__EXERCISE DATA__
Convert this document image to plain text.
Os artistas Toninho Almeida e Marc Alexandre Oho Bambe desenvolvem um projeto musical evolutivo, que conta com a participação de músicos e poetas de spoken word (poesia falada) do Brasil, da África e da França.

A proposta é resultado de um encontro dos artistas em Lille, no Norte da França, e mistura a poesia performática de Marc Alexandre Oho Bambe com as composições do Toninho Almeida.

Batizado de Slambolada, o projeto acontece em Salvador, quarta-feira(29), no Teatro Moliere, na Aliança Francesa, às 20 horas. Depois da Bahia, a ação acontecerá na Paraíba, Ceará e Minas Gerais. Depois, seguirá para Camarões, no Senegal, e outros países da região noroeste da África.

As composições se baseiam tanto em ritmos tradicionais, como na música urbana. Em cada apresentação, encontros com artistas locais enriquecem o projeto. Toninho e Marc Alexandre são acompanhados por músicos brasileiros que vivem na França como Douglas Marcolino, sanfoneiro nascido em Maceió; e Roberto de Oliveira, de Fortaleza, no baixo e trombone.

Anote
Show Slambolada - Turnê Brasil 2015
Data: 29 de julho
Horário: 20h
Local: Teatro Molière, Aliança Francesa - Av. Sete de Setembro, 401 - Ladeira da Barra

__EXERCISE BRIEF__
Where a line of the entries contains the word "Slambolada", copy that line.

__TASK OUTPUT__
Batizado de Slambolada, o projeto acontece em Salvador, quarta-feira(29), no Teatro Moliere, na Aliança Francesa, às 20 horas. Depois da Bahia, a ação acontecerá na Paraíba, Ceará e Minas Gerais. Depois, seguirá para Camarões, no Senegal, e outros países da região noroeste da África.
Show Slambolada - Turnê Brasil 2015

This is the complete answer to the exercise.